### Problem requirements
Every record below is to be retyped exactly.

[start]

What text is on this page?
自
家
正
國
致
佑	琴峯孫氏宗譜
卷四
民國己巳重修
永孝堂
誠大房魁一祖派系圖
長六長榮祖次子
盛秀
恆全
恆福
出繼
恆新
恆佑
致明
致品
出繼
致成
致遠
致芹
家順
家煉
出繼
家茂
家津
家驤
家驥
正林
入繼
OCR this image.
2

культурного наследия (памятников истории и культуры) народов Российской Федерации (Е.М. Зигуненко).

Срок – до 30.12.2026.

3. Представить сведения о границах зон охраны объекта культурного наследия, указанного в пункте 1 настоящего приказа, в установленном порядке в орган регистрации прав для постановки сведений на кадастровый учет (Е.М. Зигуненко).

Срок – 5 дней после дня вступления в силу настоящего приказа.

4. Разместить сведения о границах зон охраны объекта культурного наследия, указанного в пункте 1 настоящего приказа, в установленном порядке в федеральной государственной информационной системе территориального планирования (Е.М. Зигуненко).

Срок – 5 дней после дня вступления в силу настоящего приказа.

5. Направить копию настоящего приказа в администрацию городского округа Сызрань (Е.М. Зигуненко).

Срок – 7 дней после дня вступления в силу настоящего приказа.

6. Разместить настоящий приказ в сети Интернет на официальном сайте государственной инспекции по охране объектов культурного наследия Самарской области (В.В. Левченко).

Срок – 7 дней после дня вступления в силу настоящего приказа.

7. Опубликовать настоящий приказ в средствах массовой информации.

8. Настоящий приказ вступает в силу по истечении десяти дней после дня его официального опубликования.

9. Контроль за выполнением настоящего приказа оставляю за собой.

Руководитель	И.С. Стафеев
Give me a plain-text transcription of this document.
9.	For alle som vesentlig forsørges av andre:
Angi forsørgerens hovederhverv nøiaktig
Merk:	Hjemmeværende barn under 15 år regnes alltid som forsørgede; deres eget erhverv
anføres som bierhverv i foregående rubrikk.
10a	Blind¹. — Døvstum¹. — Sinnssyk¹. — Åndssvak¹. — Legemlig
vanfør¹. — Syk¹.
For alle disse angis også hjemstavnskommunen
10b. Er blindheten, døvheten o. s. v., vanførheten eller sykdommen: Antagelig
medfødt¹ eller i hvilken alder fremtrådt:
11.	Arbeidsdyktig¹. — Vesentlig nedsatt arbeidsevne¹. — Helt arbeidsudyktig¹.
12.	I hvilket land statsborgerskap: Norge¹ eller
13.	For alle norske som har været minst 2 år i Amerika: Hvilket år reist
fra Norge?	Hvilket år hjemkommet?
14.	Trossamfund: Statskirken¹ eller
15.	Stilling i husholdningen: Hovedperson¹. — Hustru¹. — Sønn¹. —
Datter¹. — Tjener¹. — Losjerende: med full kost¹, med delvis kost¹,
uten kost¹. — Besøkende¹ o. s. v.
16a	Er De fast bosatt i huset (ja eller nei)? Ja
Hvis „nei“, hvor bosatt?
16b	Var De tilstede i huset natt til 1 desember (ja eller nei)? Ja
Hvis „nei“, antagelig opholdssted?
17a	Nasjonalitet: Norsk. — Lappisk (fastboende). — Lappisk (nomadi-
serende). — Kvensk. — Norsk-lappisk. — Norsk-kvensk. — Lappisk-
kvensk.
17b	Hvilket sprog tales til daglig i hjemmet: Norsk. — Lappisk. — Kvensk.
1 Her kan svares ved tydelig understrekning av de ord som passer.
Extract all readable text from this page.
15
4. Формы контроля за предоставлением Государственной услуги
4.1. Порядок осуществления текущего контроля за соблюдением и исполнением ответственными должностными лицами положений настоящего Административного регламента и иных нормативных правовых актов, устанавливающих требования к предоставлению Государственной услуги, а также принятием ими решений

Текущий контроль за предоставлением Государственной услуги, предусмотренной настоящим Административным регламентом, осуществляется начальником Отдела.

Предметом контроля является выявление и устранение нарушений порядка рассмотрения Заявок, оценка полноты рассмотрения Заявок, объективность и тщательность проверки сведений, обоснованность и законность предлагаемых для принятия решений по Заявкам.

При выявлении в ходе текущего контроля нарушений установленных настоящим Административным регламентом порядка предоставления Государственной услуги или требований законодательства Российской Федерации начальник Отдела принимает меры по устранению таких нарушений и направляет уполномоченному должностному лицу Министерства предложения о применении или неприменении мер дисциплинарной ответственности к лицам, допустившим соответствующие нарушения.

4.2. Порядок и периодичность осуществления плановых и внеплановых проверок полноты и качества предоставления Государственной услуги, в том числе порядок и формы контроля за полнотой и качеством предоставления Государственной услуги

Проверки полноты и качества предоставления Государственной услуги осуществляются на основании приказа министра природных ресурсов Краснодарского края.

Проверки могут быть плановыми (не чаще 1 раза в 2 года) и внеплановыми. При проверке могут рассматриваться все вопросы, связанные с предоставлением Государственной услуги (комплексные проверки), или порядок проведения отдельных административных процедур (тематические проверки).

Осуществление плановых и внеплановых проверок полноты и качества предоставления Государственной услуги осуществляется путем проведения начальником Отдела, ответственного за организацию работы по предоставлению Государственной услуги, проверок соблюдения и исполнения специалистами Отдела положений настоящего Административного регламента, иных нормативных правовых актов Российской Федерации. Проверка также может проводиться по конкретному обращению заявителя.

[end]

### Output below
What text is on this page?
自
家
正
國
致
佑	琴峯孫氏宗譜
卷四
民國己巳重修
永孝堂
誠大房魁一祖派系圖
長六長榮祖次子
盛秀
恆全
恆福
出繼
恆新
恆佑
致明
致品
出繼
致成
致遠
致芹
家順
家煉
出繼
家茂
家津
家驤
家驥
正林
入繼
OCR this image.
2

культурного наследия (памятников истории и культуры) народов Российской Федерации (Е.М. Зигуненко).

Срок – до 30.12.2026.

3. Представить сведения о границах зон охраны объекта культурного наследия, указанного в пункте 1 настоящего приказа, в установленном порядке в орган регистрации прав для постановки сведений на кадастровый учет (Е.М. Зигуненко).

Срок – 5 дней после дня вступления в силу настоящего приказа.

4. Разместить сведения о границах зон охраны объекта культурного наследия, указанного в пункте 1 настоящего приказа, в установленном порядке в федеральной государственной информационной системе территориального планирования (Е.М. Зигуненко).

Срок – 5 дней после дня вступления в силу настоящего приказа.

5. Направить копию настоящего приказа в администрацию городского округа Сызрань (Е.М. Зигуненко).

Срок – 7 дней после дня вступления в силу настоящего приказа.

6. Разместить настоящий приказ в сети Интернет на официальном сайте государственной инспекции по охране объектов культурного наследия Самарской области (В.В. Левченко).

Срок – 7 дней после дня вступления в силу настоящего приказа.

7. Опубликовать настоящий приказ в средствах массовой информации.

8. Настоящий приказ вступает в силу по истечении десяти дней после дня его официального опубликования.

9. Контроль за выполнением настоящего приказа оставляю за собой.

Руководитель	И.С. Стафеев
Give me a plain-text transcription of this document.
9.	For alle som vesentlig forsørges av andre:
Angi forsørgerens hovederhverv nøiaktig
Merk:	Hjemmeværende barn under 15 år regnes alltid som forsørgede; deres eget erhverv
anføres som bierhverv i foregående rubrikk.
10a	Blind¹. — Døvstum¹. — Sinnssyk¹. — Åndssvak¹. — Legemlig
vanfør¹. — Syk¹.
For alle disse angis også hjemstavnskommunen
10b. Er blindheten, døvheten o. s. v., vanførheten eller sykdommen: Antagelig
medfødt¹ eller i hvilken alder fremtrådt:
11.	Arbeidsdyktig¹. — Vesentlig nedsatt arbeidsevne¹. — Helt arbeidsudyktig¹.
12.	I hvilket land statsborgerskap: Norge¹ eller
13.	For alle norske som har været minst 2 år i Amerika: Hvilket år reist
fra Norge?	Hvilket år hjemkommet?
14.	Trossamfund: Statskirken¹ eller
15.	Stilling i husholdningen: Hovedperson¹. — Hustru¹. — Sønn¹. —
Datter¹. — Tjener¹. — Losjerende: med full kost¹, med delvis kost¹,
uten kost¹. — Besøkende¹ o. s. v.
16a	Er De fast bosatt i huset (ja eller nei)? Ja
Hvis „nei“, hvor bosatt?
16b	Var De tilstede i huset natt til 1 desember (ja eller nei)? Ja
Hvis „nei“, antagelig opholdssted?
17a	Nasjonalitet: Norsk. — Lappisk (fastboende). — Lappisk (nomadi-
serende). — Kvensk. — Norsk-lappisk. — Norsk-kvensk. — Lappisk-
kvensk.
17b	Hvilket sprog tales til daglig i hjemmet: Norsk. — Lappisk. — Kvensk.
1 Her kan svares ved tydelig understrekning av de ord som passer.
Extract all readable text from this page.
15
4. Формы контроля за предоставлением Государственной услуги
4.1. Порядок осуществления текущего контроля за соблюдением и исполнением ответственными должностными лицами положений настоящего Административного регламента и иных нормативных правовых актов, устанавливающих требования к предоставлению Государственной услуги, а также принятием ими решений

Текущий контроль за предоставлением Государственной услуги, предусмотренной настоящим Административным регламентом, осуществляется начальником Отдела.

Предметом контроля является выявление и устранение нарушений порядка рассмотрения Заявок, оценка полноты рассмотрения Заявок, объективность и тщательность проверки сведений, обоснованность и законность предлагаемых для принятия решений по Заявкам.

При выявлении в ходе текущего контроля нарушений установленных настоящим Административным регламентом порядка предоставления Государственной услуги или требований законодательства Российской Федерации начальник Отдела принимает меры по устранению таких нарушений и направляет уполномоченному должностному лицу Министерства предложения о применении или неприменении мер дисциплинарной ответственности к лицам, допустившим соответствующие нарушения.

4.2. Порядок и периодичность осуществления плановых и внеплановых проверок полноты и качества предоставления Государственной услуги, в том числе порядок и формы контроля за полнотой и качеством предоставления Государственной услуги

Проверки полноты и качества предоставления Государственной услуги осуществляются на основании приказа министра природных ресурсов Краснодарского края.

Проверки могут быть плановыми (не чаще 1 раза в 2 года) и внеплановыми. При проверке могут рассматриваться все вопросы, связанные с предоставлением Государственной услуги (комплексные проверки), или порядок проведения отдельных административных процедур (тематические проверки).

Осуществление плановых и внеплановых проверок полноты и качества предоставления Государственной услуги осуществляется путем проведения начальником Отдела, ответственного за организацию работы по предоставлению Государственной услуги, проверок соблюдения и исполнения специалистами Отдела положений настоящего Административного регламента, иных нормативных правовых актов Российской Федерации. Проверка также может проводиться по конкретному обращению заявителя.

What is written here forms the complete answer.